[Dataset items]

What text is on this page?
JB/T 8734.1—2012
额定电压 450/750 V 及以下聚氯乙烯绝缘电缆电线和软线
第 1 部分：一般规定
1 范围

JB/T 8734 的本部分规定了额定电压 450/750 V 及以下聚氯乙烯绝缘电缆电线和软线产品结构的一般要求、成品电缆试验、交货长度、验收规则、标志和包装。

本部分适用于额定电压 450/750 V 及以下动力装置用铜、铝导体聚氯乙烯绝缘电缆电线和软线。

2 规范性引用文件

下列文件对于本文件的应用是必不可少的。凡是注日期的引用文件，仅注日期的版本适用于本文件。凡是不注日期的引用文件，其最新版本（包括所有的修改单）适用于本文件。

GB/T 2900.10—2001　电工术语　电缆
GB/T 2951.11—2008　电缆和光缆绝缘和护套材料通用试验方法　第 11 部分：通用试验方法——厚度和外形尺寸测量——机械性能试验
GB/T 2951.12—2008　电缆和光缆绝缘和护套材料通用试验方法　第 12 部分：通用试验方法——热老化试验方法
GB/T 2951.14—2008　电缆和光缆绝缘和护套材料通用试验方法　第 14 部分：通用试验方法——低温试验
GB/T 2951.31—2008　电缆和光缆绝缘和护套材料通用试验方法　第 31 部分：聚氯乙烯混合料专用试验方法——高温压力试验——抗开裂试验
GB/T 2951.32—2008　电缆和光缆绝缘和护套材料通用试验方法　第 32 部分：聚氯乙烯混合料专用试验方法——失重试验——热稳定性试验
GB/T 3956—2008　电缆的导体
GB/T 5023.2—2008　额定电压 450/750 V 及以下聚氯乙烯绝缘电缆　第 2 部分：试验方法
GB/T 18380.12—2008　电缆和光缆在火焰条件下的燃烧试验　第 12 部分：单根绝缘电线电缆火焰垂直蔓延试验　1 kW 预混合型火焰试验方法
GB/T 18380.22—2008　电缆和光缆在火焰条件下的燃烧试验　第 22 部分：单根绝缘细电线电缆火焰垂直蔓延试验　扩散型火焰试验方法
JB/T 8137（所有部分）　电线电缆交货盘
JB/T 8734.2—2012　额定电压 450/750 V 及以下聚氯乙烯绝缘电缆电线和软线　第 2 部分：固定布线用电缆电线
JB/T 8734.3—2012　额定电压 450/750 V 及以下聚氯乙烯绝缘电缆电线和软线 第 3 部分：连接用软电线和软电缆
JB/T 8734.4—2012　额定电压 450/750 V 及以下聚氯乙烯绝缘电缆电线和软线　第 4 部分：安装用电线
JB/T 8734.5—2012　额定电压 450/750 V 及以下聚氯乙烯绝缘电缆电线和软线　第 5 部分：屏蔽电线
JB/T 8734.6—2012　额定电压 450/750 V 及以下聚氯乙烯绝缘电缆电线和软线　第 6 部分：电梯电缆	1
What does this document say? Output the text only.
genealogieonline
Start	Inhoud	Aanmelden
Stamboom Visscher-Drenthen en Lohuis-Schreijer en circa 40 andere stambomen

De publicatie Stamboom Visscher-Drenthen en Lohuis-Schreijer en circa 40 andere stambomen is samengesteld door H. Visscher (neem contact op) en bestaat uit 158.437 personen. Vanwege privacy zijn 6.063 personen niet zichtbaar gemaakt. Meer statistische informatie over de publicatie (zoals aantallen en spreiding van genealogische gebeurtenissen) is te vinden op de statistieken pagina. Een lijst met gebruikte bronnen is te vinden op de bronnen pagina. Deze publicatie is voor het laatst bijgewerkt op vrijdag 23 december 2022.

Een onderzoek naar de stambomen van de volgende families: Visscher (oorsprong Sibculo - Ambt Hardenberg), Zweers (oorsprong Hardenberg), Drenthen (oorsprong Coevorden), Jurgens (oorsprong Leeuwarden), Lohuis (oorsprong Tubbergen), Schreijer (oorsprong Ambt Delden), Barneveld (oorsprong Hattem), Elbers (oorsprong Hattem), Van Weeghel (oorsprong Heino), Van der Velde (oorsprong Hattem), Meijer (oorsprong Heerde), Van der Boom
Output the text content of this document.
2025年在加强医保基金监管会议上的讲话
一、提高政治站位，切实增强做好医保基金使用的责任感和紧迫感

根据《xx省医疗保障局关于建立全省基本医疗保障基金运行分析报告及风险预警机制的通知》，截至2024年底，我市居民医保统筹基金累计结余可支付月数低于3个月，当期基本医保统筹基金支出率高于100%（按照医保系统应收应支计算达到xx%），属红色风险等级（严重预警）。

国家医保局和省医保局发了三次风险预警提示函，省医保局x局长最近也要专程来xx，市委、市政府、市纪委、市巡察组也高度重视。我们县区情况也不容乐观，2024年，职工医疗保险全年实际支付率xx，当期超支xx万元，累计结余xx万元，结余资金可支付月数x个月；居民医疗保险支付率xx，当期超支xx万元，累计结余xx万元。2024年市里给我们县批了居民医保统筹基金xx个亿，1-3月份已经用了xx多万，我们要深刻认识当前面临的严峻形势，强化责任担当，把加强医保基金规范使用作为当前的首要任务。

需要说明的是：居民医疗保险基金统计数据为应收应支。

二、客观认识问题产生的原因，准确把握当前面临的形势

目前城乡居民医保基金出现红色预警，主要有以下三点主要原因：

[Problem]: Search the material above for "document". Pull out each line where it shows up.

[Full answer]:
What does this document say? Output the text only.
Output the text content of this document.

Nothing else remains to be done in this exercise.